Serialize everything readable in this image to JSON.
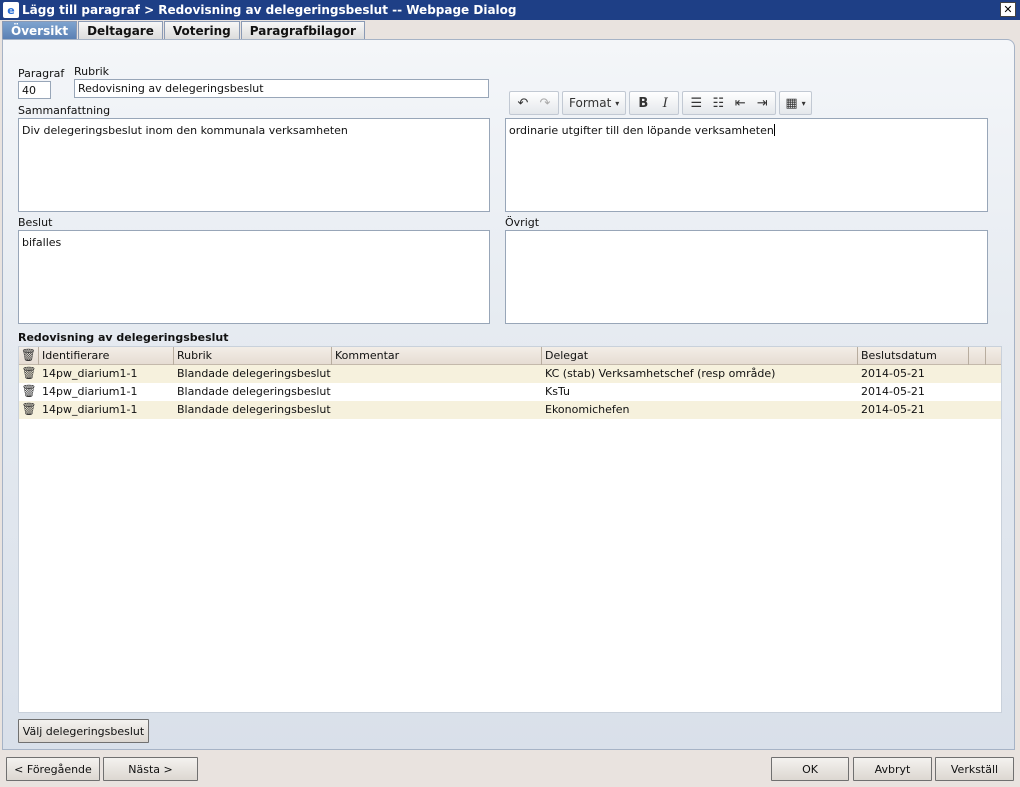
{
  "window": {
    "title": "Lägg till paragraf > Redovisning av delegeringsbeslut -- Webpage Dialog",
    "close_glyph": "✕"
  },
  "tabs": [
    {
      "label": "Översikt",
      "active": true
    },
    {
      "label": "Deltagare",
      "active": false
    },
    {
      "label": "Votering",
      "active": false
    },
    {
      "label": "Paragrafbilagor",
      "active": false
    }
  ],
  "form": {
    "paragraf_label": "Paragraf",
    "paragraf_value": "40",
    "rubrik_label": "Rubrik",
    "rubrik_value": "Redovisning av delegeringsbeslut",
    "sammanfattning_label": "Sammanfattning",
    "sammanfattning_value": "Div delegeringsbeslut inom den kommunala verksamheten",
    "editor_value": "ordinarie utgifter till den löpande verksamheten",
    "beslut_label": "Beslut",
    "beslut_value": "bifalles",
    "ovrigt_label": "Övrigt",
    "ovrigt_value": ""
  },
  "editor_toolbar": {
    "undo_icon": "↶",
    "redo_icon": "↷",
    "format_label": "Format",
    "dropdown_glyph": "▾",
    "bold_label": "B",
    "italic_label": "I",
    "bullet_list_icon": "☰",
    "numbered_list_icon": "☷",
    "outdent_icon": "⇤",
    "indent_icon": "⇥",
    "table_icon": "▦"
  },
  "grid": {
    "title": "Redovisning av delegeringsbeslut",
    "delete_icon": "🗑",
    "columns": [
      "Identifierare",
      "Rubrik",
      "Kommentar",
      "Delegat",
      "Beslutsdatum"
    ],
    "rows": [
      {
        "identifierare": "14pw_diarium1-1",
        "rubrik": "Blandade delegeringsbeslut",
        "kommentar": "",
        "delegat": "KC (stab) Verksamhetschef (resp område)",
        "beslutsdatum": "2014-05-21"
      },
      {
        "identifierare": "14pw_diarium1-1",
        "rubrik": "Blandade delegeringsbeslut",
        "kommentar": "",
        "delegat": "KsTu",
        "beslutsdatum": "2014-05-21"
      },
      {
        "identifierare": "14pw_diarium1-1",
        "rubrik": "Blandade delegeringsbeslut",
        "kommentar": "",
        "delegat": "Ekonomichefen",
        "beslutsdatum": "2014-05-21"
      }
    ]
  },
  "buttons": {
    "valj": "Välj delegeringsbeslut",
    "foregaende": "< Föregående",
    "nasta": "Nästa >",
    "ok": "OK",
    "avbryt": "Avbryt",
    "verkstall": "Verkställ"
  }
}
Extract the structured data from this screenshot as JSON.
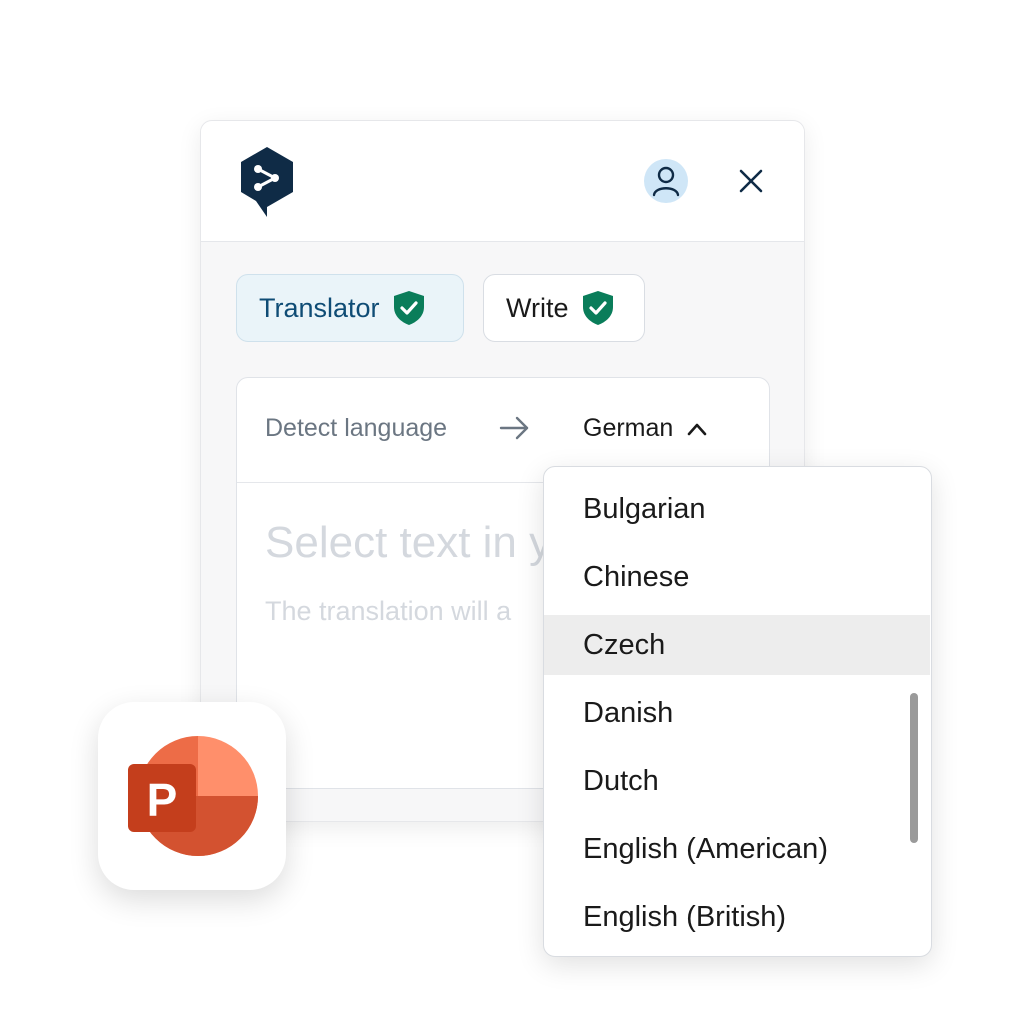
{
  "header": {
    "logo_icon": "deepl-logo-icon",
    "avatar_icon": "user-icon",
    "close_icon": "close-icon"
  },
  "tabs": [
    {
      "label": "Translator",
      "icon": "shield-check-icon",
      "active": true
    },
    {
      "label": "Write",
      "icon": "shield-check-icon",
      "active": false
    }
  ],
  "translator": {
    "source_language": "Detect language",
    "target_language": "German",
    "placeholder_title": "Select text in y",
    "placeholder_subtitle": "The translation will a"
  },
  "dropdown": {
    "items": [
      "Bulgarian",
      "Chinese",
      "Czech",
      "Danish",
      "Dutch",
      "English (American)",
      "English (British)"
    ],
    "selected": "Czech"
  },
  "app_badge": {
    "icon": "powerpoint-icon",
    "letter": "P"
  },
  "colors": {
    "brand_navy": "#0f2b46",
    "accent_blue": "#0f4c75",
    "shield_green": "#0a7d5a",
    "ppt_orange": "#e0552f"
  }
}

== Request ==
The listing above must be printed again exactly, minus its pictures.

== Expected answer ==
Serialize everything readable in this image to JSON.
{
  "window": {
    "title": "Lägg till paragraf > Redovisning av delegeringsbeslut -- Webpage Dialog",
    "close_glyph": "✕"
  },
  "tabs": [
    {
      "label": "Översikt",
      "active": true
    },
    {
      "label": "Deltagare",
      "active": false
    },
    {
      "label": "Votering",
      "active": false
    },
    {
      "label": "Paragrafbilagor",
      "active": false
    }
  ],
  "form": {
    "paragraf_label": "Paragraf",
    "paragraf_value": "40",
    "rubrik_label": "Rubrik",
    "rubrik_value": "Redovisning av delegeringsbeslut",
    "sammanfattning_label": "Sammanfattning",
    "sammanfattning_value": "Div delegeringsbeslut inom den kommunala verksamheten",
    "editor_value": "ordinarie utgifter till den löpande verksamheten",
    "beslut_label": "Beslut",
    "beslut_value": "bifalles",
    "ovrigt_label": "Övrigt",
    "ovrigt_value": ""
  },
  "editor_toolbar": {
    "undo_icon": "↶",
    "redo_icon": "↷",
    "format_label": "Format",
    "dropdown_glyph": "▾",
    "bold_label": "B",
    "italic_label": "I",
    "bullet_list_icon": "☰",
    "numbered_list_icon": "☷",
    "outdent_icon": "⇤",
    "indent_icon": "⇥",
    "table_icon": "▦"
  },
  "grid": {
    "title": "Redovisning av delegeringsbeslut",
    "delete_icon": "🗑",
    "columns": [
      "Identifierare",
      "Rubrik",
      "Kommentar",
      "Delegat",
      "Beslutsdatum"
    ],
    "rows": [
      {
        "identifierare": "14pw_diarium1-1",
        "rubrik": "Blandade delegeringsbeslut",
        "kommentar": "",
        "delegat": "KC (stab) Verksamhetschef (resp område)",
        "beslutsdatum": "2014-05-21"
      },
      {
        "identifierare": "14pw_diarium1-1",
        "rubrik": "Blandade delegeringsbeslut",
        "kommentar": "",
        "delegat": "KsTu",
        "beslutsdatum": "2014-05-21"
      },
      {
        "identifierare": "14pw_diarium1-1",
        "rubrik": "Blandade delegeringsbeslut",
        "kommentar": "",
        "delegat": "Ekonomichefen",
        "beslutsdatum": "2014-05-21"
      }
    ]
  },
  "buttons": {
    "valj": "Välj delegeringsbeslut",
    "foregaende": "< Föregående",
    "nasta": "Nästa >",
    "ok": "OK",
    "avbryt": "Avbryt",
    "verkstall": "Verkställ"
  }
}
Extract the structured data from this screenshot as JSON.
{
  "header": {
    "logo_icon": "deepl-logo-icon",
    "avatar_icon": "user-icon",
    "close_icon": "close-icon"
  },
  "tabs": [
    {
      "label": "Translator",
      "icon": "shield-check-icon",
      "active": true
    },
    {
      "label": "Write",
      "icon": "shield-check-icon",
      "active": false
    }
  ],
  "translator": {
    "source_language": "Detect language",
    "target_language": "German",
    "placeholder_title": "Select text in y",
    "placeholder_subtitle": "The translation will a"
  },
  "dropdown": {
    "items": [
      "Bulgarian",
      "Chinese",
      "Czech",
      "Danish",
      "Dutch",
      "English (American)",
      "English (British)"
    ],
    "selected": "Czech"
  },
  "app_badge": {
    "icon": "powerpoint-icon",
    "letter": "P"
  },
  "colors": {
    "brand_navy": "#0f2b46",
    "accent_blue": "#0f4c75",
    "shield_green": "#0a7d5a",
    "ppt_orange": "#e0552f"
  }
}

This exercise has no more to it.